| Stated exercise |
Write the material out again exactly.

| Given data |
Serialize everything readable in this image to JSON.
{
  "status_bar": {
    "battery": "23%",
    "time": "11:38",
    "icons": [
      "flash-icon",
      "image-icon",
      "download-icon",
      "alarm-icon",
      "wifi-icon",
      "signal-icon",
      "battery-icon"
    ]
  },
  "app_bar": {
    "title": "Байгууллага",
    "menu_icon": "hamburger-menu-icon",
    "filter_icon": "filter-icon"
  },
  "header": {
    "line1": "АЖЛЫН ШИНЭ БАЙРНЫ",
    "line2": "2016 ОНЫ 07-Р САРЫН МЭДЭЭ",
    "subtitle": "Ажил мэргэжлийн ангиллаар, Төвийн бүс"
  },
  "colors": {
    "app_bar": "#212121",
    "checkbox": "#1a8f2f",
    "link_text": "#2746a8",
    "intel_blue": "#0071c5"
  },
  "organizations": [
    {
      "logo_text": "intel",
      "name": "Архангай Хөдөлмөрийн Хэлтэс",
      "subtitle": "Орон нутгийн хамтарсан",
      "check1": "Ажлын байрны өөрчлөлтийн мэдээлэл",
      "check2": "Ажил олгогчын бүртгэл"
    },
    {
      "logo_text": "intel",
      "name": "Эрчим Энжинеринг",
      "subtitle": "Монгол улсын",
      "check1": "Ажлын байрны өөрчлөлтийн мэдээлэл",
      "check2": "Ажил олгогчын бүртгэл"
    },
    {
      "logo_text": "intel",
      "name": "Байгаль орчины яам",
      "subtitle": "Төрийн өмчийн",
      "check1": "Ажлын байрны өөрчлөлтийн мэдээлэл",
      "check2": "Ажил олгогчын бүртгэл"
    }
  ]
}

| Answer for the task |
Serialize everything readable in this image to JSON.
{
  "status_bar": {
    "battery": "23%",
    "time": "11:38",
    "icons": [
      "flash-icon",
      "image-icon",
      "download-icon",
      "alarm-icon",
      "wifi-icon",
      "signal-icon",
      "battery-icon"
    ]
  },
  "app_bar": {
    "title": "Байгууллага",
    "menu_icon": "hamburger-menu-icon",
    "filter_icon": "filter-icon"
  },
  "header": {
    "line1": "АЖЛЫН ШИНЭ БАЙРНЫ",
    "line2": "2016 ОНЫ 07-Р САРЫН МЭДЭЭ",
    "subtitle": "Ажил мэргэжлийн ангиллаар, Төвийн бүс"
  },
  "colors": {
    "app_bar": "#212121",
    "checkbox": "#1a8f2f",
    "link_text": "#2746a8",
    "intel_blue": "#0071c5"
  },
  "organizations": [
    {
      "logo_text": "intel",
      "name": "Архангай Хөдөлмөрийн Хэлтэс",
      "subtitle": "Орон нутгийн хамтарсан",
      "check1": "Ажлын байрны өөрчлөлтийн мэдээлэл",
      "check2": "Ажил олгогчын бүртгэл"
    },
    {
      "logo_text": "intel",
      "name": "Эрчим Энжинеринг",
      "subtitle": "Монгол улсын",
      "check1": "Ажлын байрны өөрчлөлтийн мэдээлэл",
      "check2": "Ажил олгогчын бүртгэл"
    },
    {
      "logo_text": "intel",
      "name": "Байгаль орчины яам",
      "subtitle": "Төрийн өмчийн",
      "check1": "Ажлын байрны өөрчлөлтийн мэдээлэл",
      "check2": "Ажил олгогчын бүртгэл"
    }
  ]
}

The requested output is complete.